## Description of the task
Output all the material that follows, exactly as given.

(Records from a data collection)
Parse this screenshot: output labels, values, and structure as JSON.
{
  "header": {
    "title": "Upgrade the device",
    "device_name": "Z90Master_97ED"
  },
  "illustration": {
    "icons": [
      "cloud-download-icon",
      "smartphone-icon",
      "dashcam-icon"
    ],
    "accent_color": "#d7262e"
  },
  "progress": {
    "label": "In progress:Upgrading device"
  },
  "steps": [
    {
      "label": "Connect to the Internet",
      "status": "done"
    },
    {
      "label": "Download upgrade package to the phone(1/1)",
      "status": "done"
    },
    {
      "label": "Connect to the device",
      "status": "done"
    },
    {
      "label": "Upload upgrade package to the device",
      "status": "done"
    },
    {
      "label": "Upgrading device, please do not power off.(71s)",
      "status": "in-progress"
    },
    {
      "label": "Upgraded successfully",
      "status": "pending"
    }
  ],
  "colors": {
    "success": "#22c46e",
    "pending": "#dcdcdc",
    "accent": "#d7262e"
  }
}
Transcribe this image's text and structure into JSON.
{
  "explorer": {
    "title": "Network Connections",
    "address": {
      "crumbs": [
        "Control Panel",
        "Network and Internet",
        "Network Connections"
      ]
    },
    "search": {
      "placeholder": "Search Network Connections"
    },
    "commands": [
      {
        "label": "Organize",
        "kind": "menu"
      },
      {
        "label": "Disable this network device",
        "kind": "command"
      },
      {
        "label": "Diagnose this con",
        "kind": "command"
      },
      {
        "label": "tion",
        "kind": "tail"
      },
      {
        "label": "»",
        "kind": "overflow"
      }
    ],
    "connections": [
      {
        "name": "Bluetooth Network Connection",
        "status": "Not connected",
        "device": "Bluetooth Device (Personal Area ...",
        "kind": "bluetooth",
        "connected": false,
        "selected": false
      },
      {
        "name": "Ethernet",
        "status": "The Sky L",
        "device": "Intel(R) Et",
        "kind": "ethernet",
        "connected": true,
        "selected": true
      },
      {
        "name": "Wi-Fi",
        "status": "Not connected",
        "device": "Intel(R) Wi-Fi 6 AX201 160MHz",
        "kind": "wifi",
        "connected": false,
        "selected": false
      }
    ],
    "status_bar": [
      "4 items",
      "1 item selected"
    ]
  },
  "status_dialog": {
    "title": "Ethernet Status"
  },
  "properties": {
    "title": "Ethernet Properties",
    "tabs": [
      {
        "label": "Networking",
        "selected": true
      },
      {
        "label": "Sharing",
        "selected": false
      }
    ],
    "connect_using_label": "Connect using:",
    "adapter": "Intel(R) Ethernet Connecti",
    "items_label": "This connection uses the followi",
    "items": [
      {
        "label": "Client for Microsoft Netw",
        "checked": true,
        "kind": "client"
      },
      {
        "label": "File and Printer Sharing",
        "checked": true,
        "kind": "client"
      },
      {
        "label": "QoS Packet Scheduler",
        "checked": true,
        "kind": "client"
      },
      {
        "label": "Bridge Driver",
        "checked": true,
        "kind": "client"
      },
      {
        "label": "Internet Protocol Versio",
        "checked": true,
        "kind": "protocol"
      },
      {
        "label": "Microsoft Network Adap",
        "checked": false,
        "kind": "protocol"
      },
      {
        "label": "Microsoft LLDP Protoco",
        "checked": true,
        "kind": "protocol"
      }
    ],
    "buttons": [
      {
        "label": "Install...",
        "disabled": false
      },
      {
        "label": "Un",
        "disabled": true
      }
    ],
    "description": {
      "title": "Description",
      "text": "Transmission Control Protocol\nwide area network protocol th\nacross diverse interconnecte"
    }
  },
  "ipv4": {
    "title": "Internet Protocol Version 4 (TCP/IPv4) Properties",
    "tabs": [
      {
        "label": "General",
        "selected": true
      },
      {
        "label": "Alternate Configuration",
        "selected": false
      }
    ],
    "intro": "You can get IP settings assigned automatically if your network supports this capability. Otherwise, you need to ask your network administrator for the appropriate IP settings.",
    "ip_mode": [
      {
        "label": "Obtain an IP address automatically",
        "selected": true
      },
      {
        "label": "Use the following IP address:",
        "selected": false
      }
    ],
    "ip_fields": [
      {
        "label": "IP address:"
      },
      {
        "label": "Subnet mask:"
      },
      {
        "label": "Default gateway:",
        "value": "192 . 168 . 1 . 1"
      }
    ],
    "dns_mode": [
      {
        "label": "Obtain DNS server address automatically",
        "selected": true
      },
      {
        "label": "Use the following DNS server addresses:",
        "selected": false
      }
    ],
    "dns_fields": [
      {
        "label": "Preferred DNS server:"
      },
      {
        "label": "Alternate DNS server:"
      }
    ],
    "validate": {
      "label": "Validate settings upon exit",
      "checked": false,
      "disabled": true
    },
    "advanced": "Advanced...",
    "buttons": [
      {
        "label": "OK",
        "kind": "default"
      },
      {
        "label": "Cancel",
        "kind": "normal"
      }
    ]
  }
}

## Correct output
Parse this screenshot: output labels, values, and structure as JSON.
{
  "header": {
    "title": "Upgrade the device",
    "device_name": "Z90Master_97ED"
  },
  "illustration": {
    "icons": [
      "cloud-download-icon",
      "smartphone-icon",
      "dashcam-icon"
    ],
    "accent_color": "#d7262e"
  },
  "progress": {
    "label": "In progress:Upgrading device"
  },
  "steps": [
    {
      "label": "Connect to the Internet",
      "status": "done"
    },
    {
      "label": "Download upgrade package to the phone(1/1)",
      "status": "done"
    },
    {
      "label": "Connect to the device",
      "status": "done"
    },
    {
      "label": "Upload upgrade package to the device",
      "status": "done"
    },
    {
      "label": "Upgrading device, please do not power off.(71s)",
      "status": "in-progress"
    },
    {
      "label": "Upgraded successfully",
      "status": "pending"
    }
  ],
  "colors": {
    "success": "#22c46e",
    "pending": "#dcdcdc",
    "accent": "#d7262e"
  }
}
Transcribe this image's text and structure into JSON.
{
  "explorer": {
    "title": "Network Connections",
    "address": {
      "crumbs": [
        "Control Panel",
        "Network and Internet",
        "Network Connections"
      ]
    },
    "search": {
      "placeholder": "Search Network Connections"
    },
    "commands": [
      {
        "label": "Organize",
        "kind": "menu"
      },
      {
        "label": "Disable this network device",
        "kind": "command"
      },
      {
        "label": "Diagnose this con",
        "kind": "command"
      },
      {
        "label": "tion",
        "kind": "tail"
      },
      {
        "label": "»",
        "kind": "overflow"
      }
    ],
    "connections": [
      {
        "name": "Bluetooth Network Connection",
        "status": "Not connected",
        "device": "Bluetooth Device (Personal Area ...",
        "kind": "bluetooth",
        "connected": false,
        "selected": false
      },
      {
        "name": "Ethernet",
        "status": "The Sky L",
        "device": "Intel(R) Et",
        "kind": "ethernet",
        "connected": true,
        "selected": true
      },
      {
        "name": "Wi-Fi",
        "status": "Not connected",
        "device": "Intel(R) Wi-Fi 6 AX201 160MHz",
        "kind": "wifi",
        "connected": false,
        "selected": false
      }
    ],
    "status_bar": [
      "4 items",
      "1 item selected"
    ]
  },
  "status_dialog": {
    "title": "Ethernet Status"
  },
  "properties": {
    "title": "Ethernet Properties",
    "tabs": [
      {
        "label": "Networking",
        "selected": true
      },
      {
        "label": "Sharing",
        "selected": false
      }
    ],
    "connect_using_label": "Connect using:",
    "adapter": "Intel(R) Ethernet Connecti",
    "items_label": "This connection uses the followi",
    "items": [
      {
        "label": "Client for Microsoft Netw",
        "checked": true,
        "kind": "client"
      },
      {
        "label": "File and Printer Sharing",
        "checked": true,
        "kind": "client"
      },
      {
        "label": "QoS Packet Scheduler",
        "checked": true,
        "kind": "client"
      },
      {
        "label": "Bridge Driver",
        "checked": true,
        "kind": "client"
      },
      {
        "label": "Internet Protocol Versio",
        "checked": true,
        "kind": "protocol"
      },
      {
        "label": "Microsoft Network Adap",
        "checked": false,
        "kind": "protocol"
      },
      {
        "label": "Microsoft LLDP Protoco",
        "checked": true,
        "kind": "protocol"
      }
    ],
    "buttons": [
      {
        "label": "Install...",
        "disabled": false
      },
      {
        "label": "Un",
        "disabled": true
      }
    ],
    "description": {
      "title": "Description",
      "text": "Transmission Control Protocol\nwide area network protocol th\nacross diverse interconnecte"
    }
  },
  "ipv4": {
    "title": "Internet Protocol Version 4 (TCP/IPv4) Properties",
    "tabs": [
      {
        "label": "General",
        "selected": true
      },
      {
        "label": "Alternate Configuration",
        "selected": false
      }
    ],
    "intro": "You can get IP settings assigned automatically if your network supports this capability. Otherwise, you need to ask your network administrator for the appropriate IP settings.",
    "ip_mode": [
      {
        "label": "Obtain an IP address automatically",
        "selected": true
      },
      {
        "label": "Use the following IP address:",
        "selected": false
      }
    ],
    "ip_fields": [
      {
        "label": "IP address:"
      },
      {
        "label": "Subnet mask:"
      },
      {
        "label": "Default gateway:",
        "value": "192 . 168 . 1 . 1"
      }
    ],
    "dns_mode": [
      {
        "label": "Obtain DNS server address automatically",
        "selected": true
      },
      {
        "label": "Use the following DNS server addresses:",
        "selected": false
      }
    ],
    "dns_fields": [
      {
        "label": "Preferred DNS server:"
      },
      {
        "label": "Alternate DNS server:"
      }
    ],
    "validate": {
      "label": "Validate settings upon exit",
      "checked": false,
      "disabled": true
    },
    "advanced": "Advanced...",
    "buttons": [
      {
        "label": "OK",
        "kind": "default"
      },
      {
        "label": "Cancel",
        "kind": "normal"
      }
    ]
  }
}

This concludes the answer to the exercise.